## PROMPT
Look through the data below. Collect every line where the word "inventory" occurs.

## INFORMATION SUPPLIED
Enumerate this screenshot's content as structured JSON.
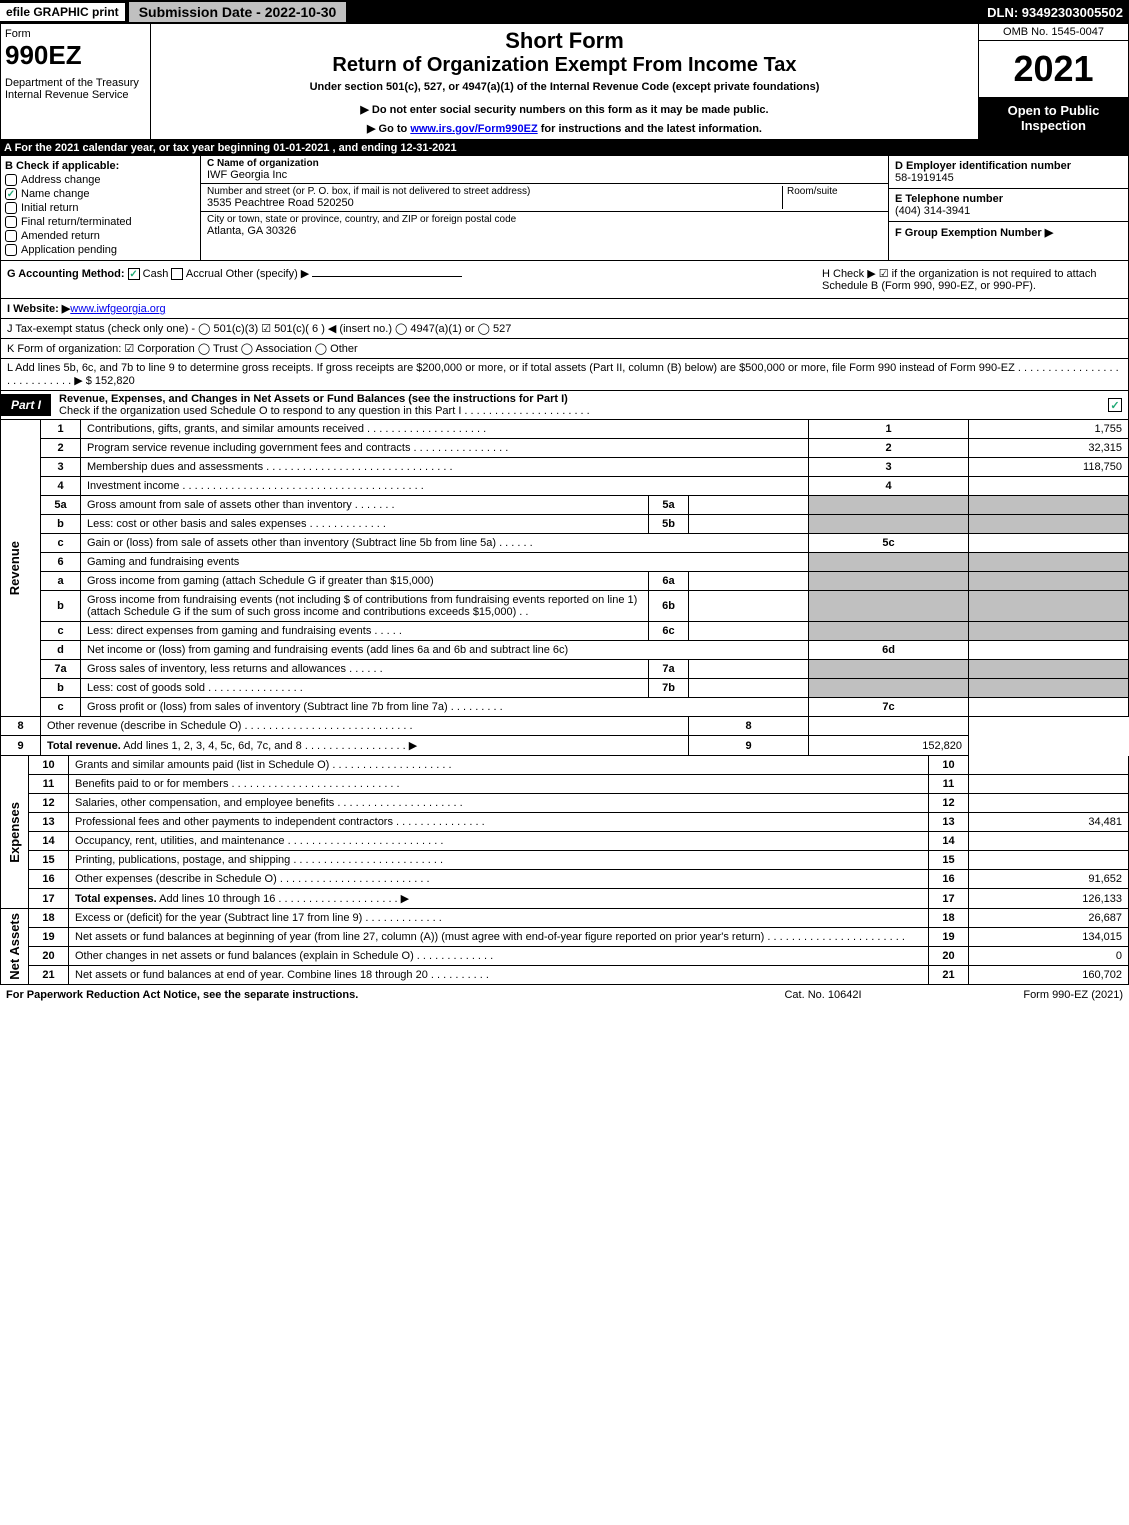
{
  "topbar": {
    "efile": "efile GRAPHIC print",
    "subdate": "Submission Date - 2022-10-30",
    "dln": "DLN: 93492303005502"
  },
  "header": {
    "form": "Form",
    "formnum": "990EZ",
    "dept": "Department of the Treasury\nInternal Revenue Service",
    "short": "Short Form",
    "title": "Return of Organization Exempt From Income Tax",
    "sub": "Under section 501(c), 527, or 4947(a)(1) of the Internal Revenue Code (except private foundations)",
    "note": "▶ Do not enter social security numbers on this form as it may be made public.",
    "linkpre": "▶ Go to ",
    "linkurl": "www.irs.gov/Form990EZ",
    "linkpost": " for instructions and the latest information.",
    "omb": "OMB No. 1545-0047",
    "year": "2021",
    "inspect": "Open to Public Inspection"
  },
  "rowA": "A  For the 2021 calendar year, or tax year beginning 01-01-2021 , and ending 12-31-2021",
  "sectionB": {
    "header": "B  Check if applicable:",
    "items": [
      {
        "label": "Address change",
        "checked": false
      },
      {
        "label": "Name change",
        "checked": true
      },
      {
        "label": "Initial return",
        "checked": false
      },
      {
        "label": "Final return/terminated",
        "checked": false
      },
      {
        "label": "Amended return",
        "checked": false
      },
      {
        "label": "Application pending",
        "checked": false
      }
    ],
    "c_label": "C Name of organization",
    "c_name": "IWF Georgia Inc",
    "street_label": "Number and street (or P. O. box, if mail is not delivered to street address)",
    "street": "3535 Peachtree Road 520250",
    "room_label": "Room/suite",
    "city_label": "City or town, state or province, country, and ZIP or foreign postal code",
    "city": "Atlanta, GA  30326",
    "d_label": "D Employer identification number",
    "d_val": "58-1919145",
    "e_label": "E Telephone number",
    "e_val": "(404) 314-3941",
    "f_label": "F Group Exemption Number  ▶"
  },
  "rowGH": {
    "g_label": "G Accounting Method:",
    "g_cash": "Cash",
    "g_accrual": "Accrual",
    "g_other": "Other (specify) ▶",
    "h_text": "H  Check ▶ ☑ if the organization is not required to attach Schedule B (Form 990, 990-EZ, or 990-PF)."
  },
  "rowI": {
    "label": "I Website: ▶",
    "val": "www.iwfgeorgia.org"
  },
  "rowJ": "J Tax-exempt status (check only one) - ◯ 501(c)(3) ☑ 501(c)( 6 ) ◀ (insert no.) ◯ 4947(a)(1) or ◯ 527",
  "rowK": "K Form of organization: ☑ Corporation  ◯ Trust  ◯ Association  ◯ Other",
  "rowL": {
    "text": "L Add lines 5b, 6c, and 7b to line 9 to determine gross receipts. If gross receipts are $200,000 or more, or if total assets (Part II, column (B) below) are $500,000 or more, file Form 990 instead of Form 990-EZ  . . . . . . . . . . . . . . . . . . . . . . . . . . . . ▶ $",
    "amt": " 152,820"
  },
  "part1": {
    "tab": "Part I",
    "title": "Revenue, Expenses, and Changes in Net Assets or Fund Balances (see the instructions for Part I)",
    "sub": "Check if the organization used Schedule O to respond to any question in this Part I . . . . . . . . . . . . . . . . . . . . ."
  },
  "sections": {
    "revenue": "Revenue",
    "expenses": "Expenses",
    "netassets": "Net Assets"
  },
  "lines": [
    {
      "n": "1",
      "desc": "Contributions, gifts, grants, and similar amounts received . . . . . . . . . . . . . . . . . . . .",
      "ln": "1",
      "amt": "1,755"
    },
    {
      "n": "2",
      "desc": "Program service revenue including government fees and contracts . . . . . . . . . . . . . . . .",
      "ln": "2",
      "amt": "32,315"
    },
    {
      "n": "3",
      "desc": "Membership dues and assessments . . . . . . . . . . . . . . . . . . . . . . . . . . . . . . .",
      "ln": "3",
      "amt": "118,750"
    },
    {
      "n": "4",
      "desc": "Investment income . . . . . . . . . . . . . . . . . . . . . . . . . . . . . . . . . . . . . . . .",
      "ln": "4",
      "amt": ""
    },
    {
      "n": "5a",
      "desc": "Gross amount from sale of assets other than inventory . . . . . . .",
      "sub": "5a",
      "subval": "",
      "ln": "",
      "amt": "",
      "grey": true
    },
    {
      "n": "b",
      "desc": "Less: cost or other basis and sales expenses . . . . . . . . . . . . .",
      "sub": "5b",
      "subval": "",
      "ln": "",
      "amt": "",
      "grey": true
    },
    {
      "n": "c",
      "desc": "Gain or (loss) from sale of assets other than inventory (Subtract line 5b from line 5a)  . . . . . .",
      "ln": "5c",
      "amt": ""
    },
    {
      "n": "6",
      "desc": "Gaming and fundraising events",
      "ln": "",
      "amt": "",
      "grey": true
    },
    {
      "n": "a",
      "desc": "Gross income from gaming (attach Schedule G if greater than $15,000)",
      "sub": "6a",
      "subval": "",
      "ln": "",
      "amt": "",
      "grey": true
    },
    {
      "n": "b",
      "desc": "Gross income from fundraising events (not including $                       of contributions from fundraising events reported on line 1) (attach Schedule G if the sum of such gross income and contributions exceeds $15,000)   .  .",
      "sub": "6b",
      "subval": "",
      "ln": "",
      "amt": "",
      "grey": true
    },
    {
      "n": "c",
      "desc": "Less: direct expenses from gaming and fundraising events  . . . . .",
      "sub": "6c",
      "subval": "",
      "ln": "",
      "amt": "",
      "grey": true
    },
    {
      "n": "d",
      "desc": "Net income or (loss) from gaming and fundraising events (add lines 6a and 6b and subtract line 6c)",
      "ln": "6d",
      "amt": ""
    },
    {
      "n": "7a",
      "desc": "Gross sales of inventory, less returns and allowances . . . . . .",
      "sub": "7a",
      "subval": "",
      "ln": "",
      "amt": "",
      "grey": true
    },
    {
      "n": "b",
      "desc": "Less: cost of goods sold       . . . . . . . . . . . . . . . .",
      "sub": "7b",
      "subval": "",
      "ln": "",
      "amt": "",
      "grey": true
    },
    {
      "n": "c",
      "desc": "Gross profit or (loss) from sales of inventory (Subtract line 7b from line 7a)  . . . . . . . . .",
      "ln": "7c",
      "amt": ""
    },
    {
      "n": "8",
      "desc": "Other revenue (describe in Schedule O) . . . . . . . . . . . . . . . . . . . . . . . . . . . .",
      "ln": "8",
      "amt": ""
    },
    {
      "n": "9",
      "desc": "Total revenue. Add lines 1, 2, 3, 4, 5c, 6d, 7c, and 8  . . . . . . . . . . . . . . . . .          ▶",
      "ln": "9",
      "amt": "152,820",
      "bold": true
    }
  ],
  "expLines": [
    {
      "n": "10",
      "desc": "Grants and similar amounts paid (list in Schedule O) . . . . . . . . . . . . . . . . . . . .",
      "ln": "10",
      "amt": ""
    },
    {
      "n": "11",
      "desc": "Benefits paid to or for members      . . . . . . . . . . . . . . . . . . . . . . . . . . . .",
      "ln": "11",
      "amt": ""
    },
    {
      "n": "12",
      "desc": "Salaries, other compensation, and employee benefits . . . . . . . . . . . . . . . . . . . . .",
      "ln": "12",
      "amt": ""
    },
    {
      "n": "13",
      "desc": "Professional fees and other payments to independent contractors . . . . . . . . . . . . . . .",
      "ln": "13",
      "amt": "34,481"
    },
    {
      "n": "14",
      "desc": "Occupancy, rent, utilities, and maintenance . . . . . . . . . . . . . . . . . . . . . . . . . .",
      "ln": "14",
      "amt": ""
    },
    {
      "n": "15",
      "desc": "Printing, publications, postage, and shipping . . . . . . . . . . . . . . . . . . . . . . . . .",
      "ln": "15",
      "amt": ""
    },
    {
      "n": "16",
      "desc": "Other expenses (describe in Schedule O)     . . . . . . . . . . . . . . . . . . . . . . . . .",
      "ln": "16",
      "amt": "91,652"
    },
    {
      "n": "17",
      "desc": "Total expenses. Add lines 10 through 16      . . . . . . . . . . . . . . . . . . . .         ▶",
      "ln": "17",
      "amt": "126,133",
      "bold": true
    }
  ],
  "naLines": [
    {
      "n": "18",
      "desc": "Excess or (deficit) for the year (Subtract line 17 from line 9)       . . . . . . . . . . . . .",
      "ln": "18",
      "amt": "26,687"
    },
    {
      "n": "19",
      "desc": "Net assets or fund balances at beginning of year (from line 27, column (A)) (must agree with end-of-year figure reported on prior year's return) . . . . . . . . . . . . . . . . . . . . . . .",
      "ln": "19",
      "amt": "134,015",
      "tall": true
    },
    {
      "n": "20",
      "desc": "Other changes in net assets or fund balances (explain in Schedule O) . . . . . . . . . . . . .",
      "ln": "20",
      "amt": "0"
    },
    {
      "n": "21",
      "desc": "Net assets or fund balances at end of year. Combine lines 18 through 20 . . . . . . . . . .",
      "ln": "21",
      "amt": "160,702"
    }
  ],
  "footer": {
    "left": "For Paperwork Reduction Act Notice, see the separate instructions.",
    "mid": "Cat. No. 10642I",
    "right": "Form 990-EZ (2021)"
  }
}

## COMPLETE OUTPUT
      "desc": "Gross amount from sale of assets other than inventory . . . . . . .",
      "desc": "Gain or (loss) from sale of assets other than inventory (Subtract line 5b from line 5a)  . . . . . .",
      "desc": "Gross sales of inventory, less returns and allowances . . . . . .",
      "desc": "Gross profit or (loss) from sales of inventory (Subtract line 7b from line 7a)  . . . . . . . . .",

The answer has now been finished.